**Set exercise:** Every entry that follows should be repeated exactly; drop the images.

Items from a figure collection
---+---

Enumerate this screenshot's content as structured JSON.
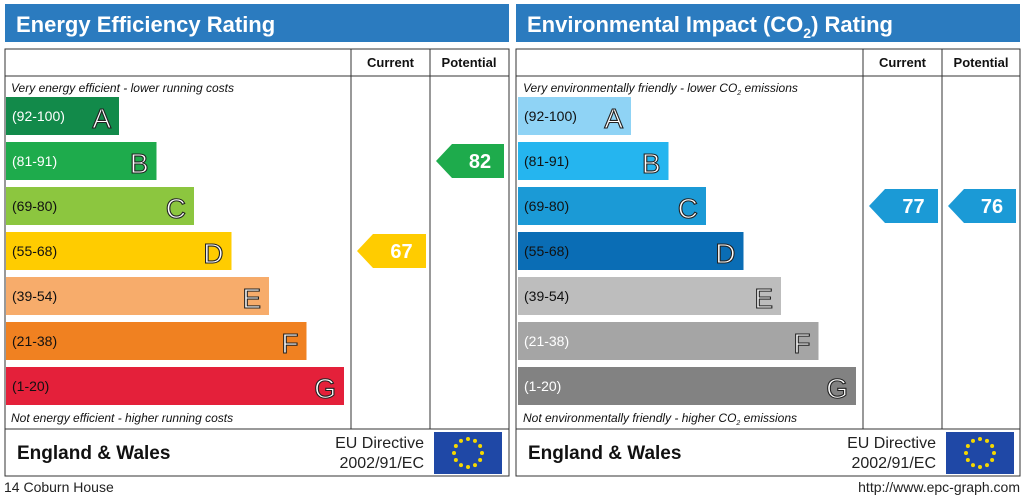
{
  "chart_data": [
    {
      "type": "bar",
      "title": "Energy Efficiency Rating",
      "columns": {
        "current": "Current",
        "potential": "Potential"
      },
      "top_note": "Very energy efficient - lower running costs",
      "bottom_note": "Not energy efficient - higher running costs",
      "bands": [
        {
          "range": "(92-100)",
          "letter": "A",
          "color": "#128a4a",
          "label_color": "#ffffff"
        },
        {
          "range": "(81-91)",
          "letter": "B",
          "color": "#1eab4c",
          "label_color": "#ffffff"
        },
        {
          "range": "(69-80)",
          "letter": "C",
          "color": "#8cc63f",
          "label_color": "#111111"
        },
        {
          "range": "(55-68)",
          "letter": "D",
          "color": "#ffcc00",
          "label_color": "#111111"
        },
        {
          "range": "(39-54)",
          "letter": "E",
          "color": "#f7ac6b",
          "label_color": "#111111"
        },
        {
          "range": "(21-38)",
          "letter": "F",
          "color": "#f08121",
          "label_color": "#111111"
        },
        {
          "range": "(1-20)",
          "letter": "G",
          "color": "#e4203a",
          "label_color": "#111111"
        }
      ],
      "current": {
        "value": 67,
        "band": "D",
        "color": "#ffcc00"
      },
      "potential": {
        "value": 82,
        "band": "B",
        "color": "#1eab4c"
      },
      "footer": {
        "region": "England & Wales",
        "directive_line1": "EU Directive",
        "directive_line2": "2002/91/EC"
      }
    },
    {
      "type": "bar",
      "title": "Environmental Impact (CO",
      "title_sub": "2",
      "title_end": ") Rating",
      "columns": {
        "current": "Current",
        "potential": "Potential"
      },
      "top_note": "Very environmentally friendly - lower CO",
      "top_note_sub": "2",
      "top_note_end": " emissions",
      "bottom_note": "Not environmentally friendly - higher CO",
      "bottom_note_sub": "2",
      "bottom_note_end": " emissions",
      "bands": [
        {
          "range": "(92-100)",
          "letter": "A",
          "color": "#8fd3f5",
          "label_color": "#111111"
        },
        {
          "range": "(81-91)",
          "letter": "B",
          "color": "#25b5ef",
          "label_color": "#111111"
        },
        {
          "range": "(69-80)",
          "letter": "C",
          "color": "#1b9ad6",
          "label_color": "#111111"
        },
        {
          "range": "(55-68)",
          "letter": "D",
          "color": "#0a6db5",
          "label_color": "#111111"
        },
        {
          "range": "(39-54)",
          "letter": "E",
          "color": "#bdbdbd",
          "label_color": "#111111"
        },
        {
          "range": "(21-38)",
          "letter": "F",
          "color": "#a5a5a5",
          "label_color": "#ffffff"
        },
        {
          "range": "(1-20)",
          "letter": "G",
          "color": "#828282",
          "label_color": "#ffffff"
        }
      ],
      "current": {
        "value": 77,
        "band": "C",
        "color": "#1b9ad6"
      },
      "potential": {
        "value": 76,
        "band": "C",
        "color": "#1b9ad6"
      },
      "footer": {
        "region": "England & Wales",
        "directive_line1": "EU Directive",
        "directive_line2": "2002/91/EC"
      }
    }
  ],
  "property": "14 Coburn House",
  "source_url": "http://www.epc-graph.com",
  "colors": {
    "header_blue": "#2b7bbf",
    "eu_flag_blue": "#1f48a6",
    "eu_star": "#f5d800"
  }
}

---+---

**Exercise solution:**
Enumerate this screenshot's content as structured JSON.
{
  "chart_data": [
    {
      "type": "bar",
      "title": "Energy Efficiency Rating",
      "columns": {
        "current": "Current",
        "potential": "Potential"
      },
      "top_note": "Very energy efficient - lower running costs",
      "bottom_note": "Not energy efficient - higher running costs",
      "bands": [
        {
          "range": "(92-100)",
          "letter": "A",
          "color": "#128a4a",
          "label_color": "#ffffff"
        },
        {
          "range": "(81-91)",
          "letter": "B",
          "color": "#1eab4c",
          "label_color": "#ffffff"
        },
        {
          "range": "(69-80)",
          "letter": "C",
          "color": "#8cc63f",
          "label_color": "#111111"
        },
        {
          "range": "(55-68)",
          "letter": "D",
          "color": "#ffcc00",
          "label_color": "#111111"
        },
        {
          "range": "(39-54)",
          "letter": "E",
          "color": "#f7ac6b",
          "label_color": "#111111"
        },
        {
          "range": "(21-38)",
          "letter": "F",
          "color": "#f08121",
          "label_color": "#111111"
        },
        {
          "range": "(1-20)",
          "letter": "G",
          "color": "#e4203a",
          "label_color": "#111111"
        }
      ],
      "current": {
        "value": 67,
        "band": "D",
        "color": "#ffcc00"
      },
      "potential": {
        "value": 82,
        "band": "B",
        "color": "#1eab4c"
      },
      "footer": {
        "region": "England & Wales",
        "directive_line1": "EU Directive",
        "directive_line2": "2002/91/EC"
      }
    },
    {
      "type": "bar",
      "title": "Environmental Impact (CO",
      "title_sub": "2",
      "title_end": ") Rating",
      "columns": {
        "current": "Current",
        "potential": "Potential"
      },
      "top_note": "Very environmentally friendly - lower CO",
      "top_note_sub": "2",
      "top_note_end": " emissions",
      "bottom_note": "Not environmentally friendly - higher CO",
      "bottom_note_sub": "2",
      "bottom_note_end": " emissions",
      "bands": [
        {
          "range": "(92-100)",
          "letter": "A",
          "color": "#8fd3f5",
          "label_color": "#111111"
        },
        {
          "range": "(81-91)",
          "letter": "B",
          "color": "#25b5ef",
          "label_color": "#111111"
        },
        {
          "range": "(69-80)",
          "letter": "C",
          "color": "#1b9ad6",
          "label_color": "#111111"
        },
        {
          "range": "(55-68)",
          "letter": "D",
          "color": "#0a6db5",
          "label_color": "#111111"
        },
        {
          "range": "(39-54)",
          "letter": "E",
          "color": "#bdbdbd",
          "label_color": "#111111"
        },
        {
          "range": "(21-38)",
          "letter": "F",
          "color": "#a5a5a5",
          "label_color": "#ffffff"
        },
        {
          "range": "(1-20)",
          "letter": "G",
          "color": "#828282",
          "label_color": "#ffffff"
        }
      ],
      "current": {
        "value": 77,
        "band": "C",
        "color": "#1b9ad6"
      },
      "potential": {
        "value": 76,
        "band": "C",
        "color": "#1b9ad6"
      },
      "footer": {
        "region": "England & Wales",
        "directive_line1": "EU Directive",
        "directive_line2": "2002/91/EC"
      }
    }
  ],
  "property": "14 Coburn House",
  "source_url": "http://www.epc-graph.com",
  "colors": {
    "header_blue": "#2b7bbf",
    "eu_flag_blue": "#1f48a6",
    "eu_star": "#f5d800"
  }
}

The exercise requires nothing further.